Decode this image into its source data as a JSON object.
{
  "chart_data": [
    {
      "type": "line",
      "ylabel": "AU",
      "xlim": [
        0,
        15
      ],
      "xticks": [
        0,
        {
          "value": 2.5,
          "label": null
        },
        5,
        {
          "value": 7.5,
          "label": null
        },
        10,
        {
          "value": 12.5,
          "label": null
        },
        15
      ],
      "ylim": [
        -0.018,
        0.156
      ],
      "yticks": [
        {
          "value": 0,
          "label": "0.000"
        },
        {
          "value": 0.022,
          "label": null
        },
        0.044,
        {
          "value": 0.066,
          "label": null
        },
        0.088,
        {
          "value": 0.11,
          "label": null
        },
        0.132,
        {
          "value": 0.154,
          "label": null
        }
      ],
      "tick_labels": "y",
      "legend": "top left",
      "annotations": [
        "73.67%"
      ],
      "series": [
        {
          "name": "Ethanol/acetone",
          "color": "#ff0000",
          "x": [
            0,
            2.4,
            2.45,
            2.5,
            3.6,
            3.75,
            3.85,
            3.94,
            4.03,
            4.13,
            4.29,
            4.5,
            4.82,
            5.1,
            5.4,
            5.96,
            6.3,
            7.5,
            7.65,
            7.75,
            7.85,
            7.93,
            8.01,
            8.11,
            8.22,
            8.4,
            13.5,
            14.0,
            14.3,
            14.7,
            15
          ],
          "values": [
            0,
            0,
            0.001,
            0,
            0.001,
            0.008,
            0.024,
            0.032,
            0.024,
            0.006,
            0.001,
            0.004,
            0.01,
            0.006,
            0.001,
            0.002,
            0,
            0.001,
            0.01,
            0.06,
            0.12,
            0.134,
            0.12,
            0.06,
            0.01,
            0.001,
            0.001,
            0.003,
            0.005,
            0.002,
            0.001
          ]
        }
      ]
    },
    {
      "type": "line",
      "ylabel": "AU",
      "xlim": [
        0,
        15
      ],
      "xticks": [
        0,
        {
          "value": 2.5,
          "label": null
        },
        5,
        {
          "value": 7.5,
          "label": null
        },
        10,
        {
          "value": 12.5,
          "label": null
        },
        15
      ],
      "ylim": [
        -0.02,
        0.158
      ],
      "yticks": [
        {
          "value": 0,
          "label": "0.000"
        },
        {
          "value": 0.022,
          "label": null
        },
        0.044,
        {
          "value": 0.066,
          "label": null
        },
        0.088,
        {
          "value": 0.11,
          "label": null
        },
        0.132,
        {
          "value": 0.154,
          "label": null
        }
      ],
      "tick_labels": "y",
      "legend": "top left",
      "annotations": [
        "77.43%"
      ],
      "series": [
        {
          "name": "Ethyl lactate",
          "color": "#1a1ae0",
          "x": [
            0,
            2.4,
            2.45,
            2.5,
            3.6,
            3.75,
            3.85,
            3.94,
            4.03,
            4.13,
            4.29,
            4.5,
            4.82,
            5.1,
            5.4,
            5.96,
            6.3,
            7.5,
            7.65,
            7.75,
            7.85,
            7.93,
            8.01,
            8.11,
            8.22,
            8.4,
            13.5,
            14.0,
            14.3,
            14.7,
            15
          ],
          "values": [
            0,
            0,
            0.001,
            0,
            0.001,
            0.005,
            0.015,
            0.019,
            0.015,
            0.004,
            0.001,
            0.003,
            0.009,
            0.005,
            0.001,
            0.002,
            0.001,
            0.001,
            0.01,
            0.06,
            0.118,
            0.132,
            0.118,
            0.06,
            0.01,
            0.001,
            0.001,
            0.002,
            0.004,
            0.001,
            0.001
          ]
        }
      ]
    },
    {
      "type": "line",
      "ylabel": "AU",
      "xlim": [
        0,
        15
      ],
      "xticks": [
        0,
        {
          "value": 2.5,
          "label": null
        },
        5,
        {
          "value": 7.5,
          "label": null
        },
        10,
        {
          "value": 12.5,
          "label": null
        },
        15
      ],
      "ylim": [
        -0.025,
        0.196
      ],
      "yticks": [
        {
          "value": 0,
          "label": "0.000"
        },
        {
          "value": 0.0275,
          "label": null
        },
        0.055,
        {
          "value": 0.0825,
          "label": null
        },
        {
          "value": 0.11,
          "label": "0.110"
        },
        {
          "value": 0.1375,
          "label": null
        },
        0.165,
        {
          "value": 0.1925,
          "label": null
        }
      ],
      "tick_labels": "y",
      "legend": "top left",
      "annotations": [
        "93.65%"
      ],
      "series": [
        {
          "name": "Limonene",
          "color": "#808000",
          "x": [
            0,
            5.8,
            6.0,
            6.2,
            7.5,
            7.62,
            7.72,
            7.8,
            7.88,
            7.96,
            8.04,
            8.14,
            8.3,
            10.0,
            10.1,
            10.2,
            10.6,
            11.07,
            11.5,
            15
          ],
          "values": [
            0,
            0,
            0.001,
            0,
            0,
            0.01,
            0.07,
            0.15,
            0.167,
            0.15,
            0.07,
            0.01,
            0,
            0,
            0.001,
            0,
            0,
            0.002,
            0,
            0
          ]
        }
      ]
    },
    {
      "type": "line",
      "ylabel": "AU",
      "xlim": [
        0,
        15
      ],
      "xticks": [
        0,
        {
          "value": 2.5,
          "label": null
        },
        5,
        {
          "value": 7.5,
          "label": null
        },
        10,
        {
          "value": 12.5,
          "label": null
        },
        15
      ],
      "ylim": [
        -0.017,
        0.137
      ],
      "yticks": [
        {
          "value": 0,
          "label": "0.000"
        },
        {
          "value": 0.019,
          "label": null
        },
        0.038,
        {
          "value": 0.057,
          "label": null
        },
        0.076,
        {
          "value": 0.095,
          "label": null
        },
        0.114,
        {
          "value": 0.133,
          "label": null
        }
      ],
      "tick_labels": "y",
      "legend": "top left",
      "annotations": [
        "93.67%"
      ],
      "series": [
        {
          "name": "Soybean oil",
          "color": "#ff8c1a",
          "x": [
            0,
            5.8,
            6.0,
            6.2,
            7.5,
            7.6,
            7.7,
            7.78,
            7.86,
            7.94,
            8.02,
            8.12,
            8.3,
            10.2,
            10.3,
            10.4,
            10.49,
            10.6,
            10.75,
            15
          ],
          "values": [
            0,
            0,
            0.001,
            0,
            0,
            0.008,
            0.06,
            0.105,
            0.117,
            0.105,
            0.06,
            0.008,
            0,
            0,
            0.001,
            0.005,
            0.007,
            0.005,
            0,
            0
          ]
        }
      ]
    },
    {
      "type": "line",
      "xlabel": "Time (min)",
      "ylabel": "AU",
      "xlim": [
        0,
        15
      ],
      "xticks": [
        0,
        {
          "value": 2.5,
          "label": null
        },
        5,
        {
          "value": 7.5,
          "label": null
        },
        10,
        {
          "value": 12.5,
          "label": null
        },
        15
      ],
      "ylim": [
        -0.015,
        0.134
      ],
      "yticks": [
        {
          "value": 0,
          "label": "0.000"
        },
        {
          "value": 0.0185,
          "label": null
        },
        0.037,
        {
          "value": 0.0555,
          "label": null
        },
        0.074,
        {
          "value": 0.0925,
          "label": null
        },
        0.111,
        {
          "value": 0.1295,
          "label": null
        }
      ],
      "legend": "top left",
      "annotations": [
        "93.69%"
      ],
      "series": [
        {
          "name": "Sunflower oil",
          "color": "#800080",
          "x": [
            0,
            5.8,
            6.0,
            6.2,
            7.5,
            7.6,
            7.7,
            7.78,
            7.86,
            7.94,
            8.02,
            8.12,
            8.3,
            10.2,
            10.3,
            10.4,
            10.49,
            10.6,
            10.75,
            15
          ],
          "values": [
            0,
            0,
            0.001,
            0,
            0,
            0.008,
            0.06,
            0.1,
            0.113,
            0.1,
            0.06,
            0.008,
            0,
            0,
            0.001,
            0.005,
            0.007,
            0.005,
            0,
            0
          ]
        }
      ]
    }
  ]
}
----
_PROBLEM TO SOLVE_
Every entry needs to be retyped exactly.

_TASK OUTPUT_
Decode this image into its source data as a JSON object.
{
  "chart_data": [
    {
      "type": "line",
      "ylabel": "AU",
      "xlim": [
        0,
        15
      ],
      "xticks": [
        0,
        {
          "value": 2.5,
          "label": null
        },
        5,
        {
          "value": 7.5,
          "label": null
        },
        10,
        {
          "value": 12.5,
          "label": null
        },
        15
      ],
      "ylim": [
        -0.018,
        0.156
      ],
      "yticks": [
        {
          "value": 0,
          "label": "0.000"
        },
        {
          "value": 0.022,
          "label": null
        },
        0.044,
        {
          "value": 0.066,
          "label": null
        },
        0.088,
        {
          "value": 0.11,
          "label": null
        },
        0.132,
        {
          "value": 0.154,
          "label": null
        }
      ],
      "tick_labels": "y",
      "legend": "top left",
      "annotations": [
        "73.67%"
      ],
      "series": [
        {
          "name": "Ethanol/acetone",
          "color": "#ff0000",
          "x": [
            0,
            2.4,
            2.45,
            2.5,
            3.6,
            3.75,
            3.85,
            3.94,
            4.03,
            4.13,
            4.29,
            4.5,
            4.82,
            5.1,
            5.4,
            5.96,
            6.3,
            7.5,
            7.65,
            7.75,
            7.85,
            7.93,
            8.01,
            8.11,
            8.22,
            8.4,
            13.5,
            14.0,
            14.3,
            14.7,
            15
          ],
          "values": [
            0,
            0,
            0.001,
            0,
            0.001,
            0.008,
            0.024,
            0.032,
            0.024,
            0.006,
            0.001,
            0.004,
            0.01,
            0.006,
            0.001,
            0.002,
            0,
            0.001,
            0.01,
            0.06,
            0.12,
            0.134,
            0.12,
            0.06,
            0.01,
            0.001,
            0.001,
            0.003,
            0.005,
            0.002,
            0.001
          ]
        }
      ]
    },
    {
      "type": "line",
      "ylabel": "AU",
      "xlim": [
        0,
        15
      ],
      "xticks": [
        0,
        {
          "value": 2.5,
          "label": null
        },
        5,
        {
          "value": 7.5,
          "label": null
        },
        10,
        {
          "value": 12.5,
          "label": null
        },
        15
      ],
      "ylim": [
        -0.02,
        0.158
      ],
      "yticks": [
        {
          "value": 0,
          "label": "0.000"
        },
        {
          "value": 0.022,
          "label": null
        },
        0.044,
        {
          "value": 0.066,
          "label": null
        },
        0.088,
        {
          "value": 0.11,
          "label": null
        },
        0.132,
        {
          "value": 0.154,
          "label": null
        }
      ],
      "tick_labels": "y",
      "legend": "top left",
      "annotations": [
        "77.43%"
      ],
      "series": [
        {
          "name": "Ethyl lactate",
          "color": "#1a1ae0",
          "x": [
            0,
            2.4,
            2.45,
            2.5,
            3.6,
            3.75,
            3.85,
            3.94,
            4.03,
            4.13,
            4.29,
            4.5,
            4.82,
            5.1,
            5.4,
            5.96,
            6.3,
            7.5,
            7.65,
            7.75,
            7.85,
            7.93,
            8.01,
            8.11,
            8.22,
            8.4,
            13.5,
            14.0,
            14.3,
            14.7,
            15
          ],
          "values": [
            0,
            0,
            0.001,
            0,
            0.001,
            0.005,
            0.015,
            0.019,
            0.015,
            0.004,
            0.001,
            0.003,
            0.009,
            0.005,
            0.001,
            0.002,
            0.001,
            0.001,
            0.01,
            0.06,
            0.118,
            0.132,
            0.118,
            0.06,
            0.01,
            0.001,
            0.001,
            0.002,
            0.004,
            0.001,
            0.001
          ]
        }
      ]
    },
    {
      "type": "line",
      "ylabel": "AU",
      "xlim": [
        0,
        15
      ],
      "xticks": [
        0,
        {
          "value": 2.5,
          "label": null
        },
        5,
        {
          "value": 7.5,
          "label": null
        },
        10,
        {
          "value": 12.5,
          "label": null
        },
        15
      ],
      "ylim": [
        -0.025,
        0.196
      ],
      "yticks": [
        {
          "value": 0,
          "label": "0.000"
        },
        {
          "value": 0.0275,
          "label": null
        },
        0.055,
        {
          "value": 0.0825,
          "label": null
        },
        {
          "value": 0.11,
          "label": "0.110"
        },
        {
          "value": 0.1375,
          "label": null
        },
        0.165,
        {
          "value": 0.1925,
          "label": null
        }
      ],
      "tick_labels": "y",
      "legend": "top left",
      "annotations": [
        "93.65%"
      ],
      "series": [
        {
          "name": "Limonene",
          "color": "#808000",
          "x": [
            0,
            5.8,
            6.0,
            6.2,
            7.5,
            7.62,
            7.72,
            7.8,
            7.88,
            7.96,
            8.04,
            8.14,
            8.3,
            10.0,
            10.1,
            10.2,
            10.6,
            11.07,
            11.5,
            15
          ],
          "values": [
            0,
            0,
            0.001,
            0,
            0,
            0.01,
            0.07,
            0.15,
            0.167,
            0.15,
            0.07,
            0.01,
            0,
            0,
            0.001,
            0,
            0,
            0.002,
            0,
            0
          ]
        }
      ]
    },
    {
      "type": "line",
      "ylabel": "AU",
      "xlim": [
        0,
        15
      ],
      "xticks": [
        0,
        {
          "value": 2.5,
          "label": null
        },
        5,
        {
          "value": 7.5,
          "label": null
        },
        10,
        {
          "value": 12.5,
          "label": null
        },
        15
      ],
      "ylim": [
        -0.017,
        0.137
      ],
      "yticks": [
        {
          "value": 0,
          "label": "0.000"
        },
        {
          "value": 0.019,
          "label": null
        },
        0.038,
        {
          "value": 0.057,
          "label": null
        },
        0.076,
        {
          "value": 0.095,
          "label": null
        },
        0.114,
        {
          "value": 0.133,
          "label": null
        }
      ],
      "tick_labels": "y",
      "legend": "top left",
      "annotations": [
        "93.67%"
      ],
      "series": [
        {
          "name": "Soybean oil",
          "color": "#ff8c1a",
          "x": [
            0,
            5.8,
            6.0,
            6.2,
            7.5,
            7.6,
            7.7,
            7.78,
            7.86,
            7.94,
            8.02,
            8.12,
            8.3,
            10.2,
            10.3,
            10.4,
            10.49,
            10.6,
            10.75,
            15
          ],
          "values": [
            0,
            0,
            0.001,
            0,
            0,
            0.008,
            0.06,
            0.105,
            0.117,
            0.105,
            0.06,
            0.008,
            0,
            0,
            0.001,
            0.005,
            0.007,
            0.005,
            0,
            0
          ]
        }
      ]
    },
    {
      "type": "line",
      "xlabel": "Time (min)",
      "ylabel": "AU",
      "xlim": [
        0,
        15
      ],
      "xticks": [
        0,
        {
          "value": 2.5,
          "label": null
        },
        5,
        {
          "value": 7.5,
          "label": null
        },
        10,
        {
          "value": 12.5,
          "label": null
        },
        15
      ],
      "ylim": [
        -0.015,
        0.134
      ],
      "yticks": [
        {
          "value": 0,
          "label": "0.000"
        },
        {
          "value": 0.0185,
          "label": null
        },
        0.037,
        {
          "value": 0.0555,
          "label": null
        },
        0.074,
        {
          "value": 0.0925,
          "label": null
        },
        0.111,
        {
          "value": 0.1295,
          "label": null
        }
      ],
      "legend": "top left",
      "annotations": [
        "93.69%"
      ],
      "series": [
        {
          "name": "Sunflower oil",
          "color": "#800080",
          "x": [
            0,
            5.8,
            6.0,
            6.2,
            7.5,
            7.6,
            7.7,
            7.78,
            7.86,
            7.94,
            8.02,
            8.12,
            8.3,
            10.2,
            10.3,
            10.4,
            10.49,
            10.6,
            10.75,
            15
          ],
          "values": [
            0,
            0,
            0.001,
            0,
            0,
            0.008,
            0.06,
            0.1,
            0.113,
            0.1,
            0.06,
            0.008,
            0,
            0,
            0.001,
            0.005,
            0.007,
            0.005,
            0,
            0
          ]
        }
      ]
    }
  ]
}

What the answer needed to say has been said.